*Фрагмент источника*
Два с половиной месяца назад Московскую высшую школу социальных и экономических наук, более известную как Шанинка, лишили государственной аккредитации. Проверяющие Рособрнадзора решили, что в одном из крупнейших и наиболее успешных частных вузов России нарушаются государственные образовательные стандарты, а уровень образования некоторых преподавателей не соответствует государственным критериям. Несмотря на это, 1 сентября Шанинка продолжит свою работу. Андрей Зорин, профессор Оксфордского университета, доктор филологических наук, научный руководитель магистратуры Public History в Шанинке рассказал «Новой» о причинах и последствия отзыва аккредитации школы.
PhotoXPress
— Во-первых, что произошло с Шанинкой? У университета отобрали аккредитацию, но оставили лицензию университета государственного образца. Его хотели убить или ранить?

*Исходные данные*
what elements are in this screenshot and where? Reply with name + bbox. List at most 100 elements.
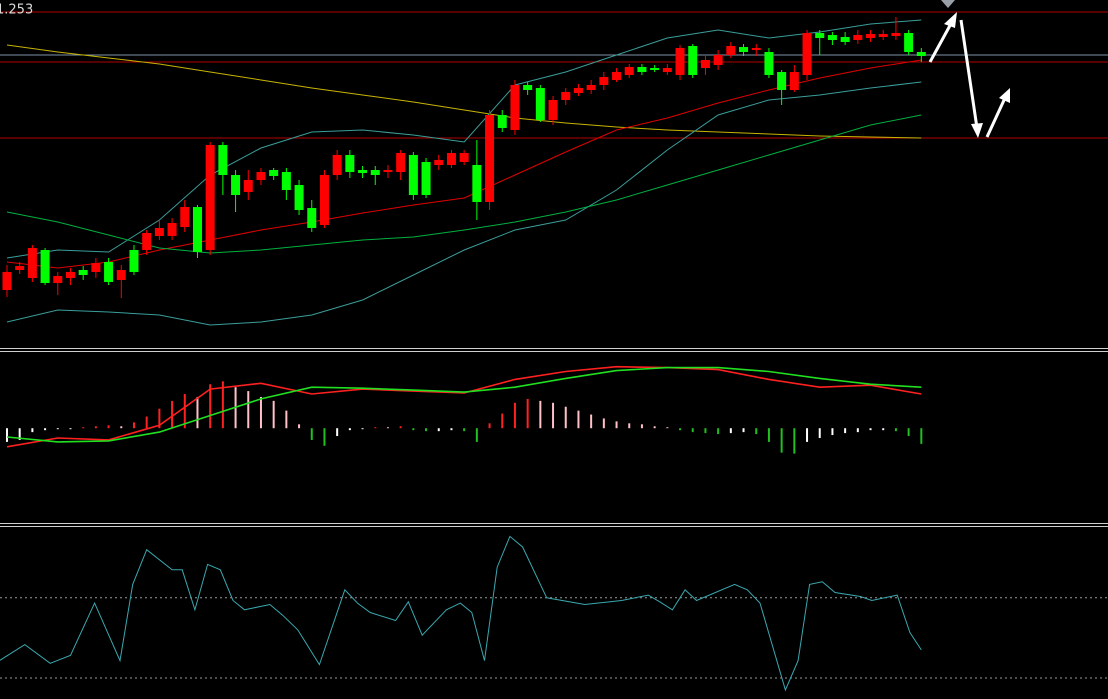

*Что сделать*
**1)** Какой магистратурой в Шанинке руководит Андрей Зорин, если верить фрагменту о Шанинке?
**2)** Согласуются ли с фрагментом о Шанинке следующие утверждения? (a) 1 сентября Шанинка продолжит работу. (b) У университета отобрали лицензию. (c) Андрей Зорин — профессор Кембриджского университета. Для каждого ответьте «да» или «нет» и процитируйте точно те слова фрагмента, которые это решают.

*Ответы по порядку*
**1)** Магистратурой Public History.

**2)**
(a) Да: «Несмотря на это, 1 сентября Шанинка продолжит свою работу».
(b) Нет: «У университета отобрали аккредитацию, но оставили лицензию университета государственного образца».
(c) Нет: «профессор Оксфордского университета».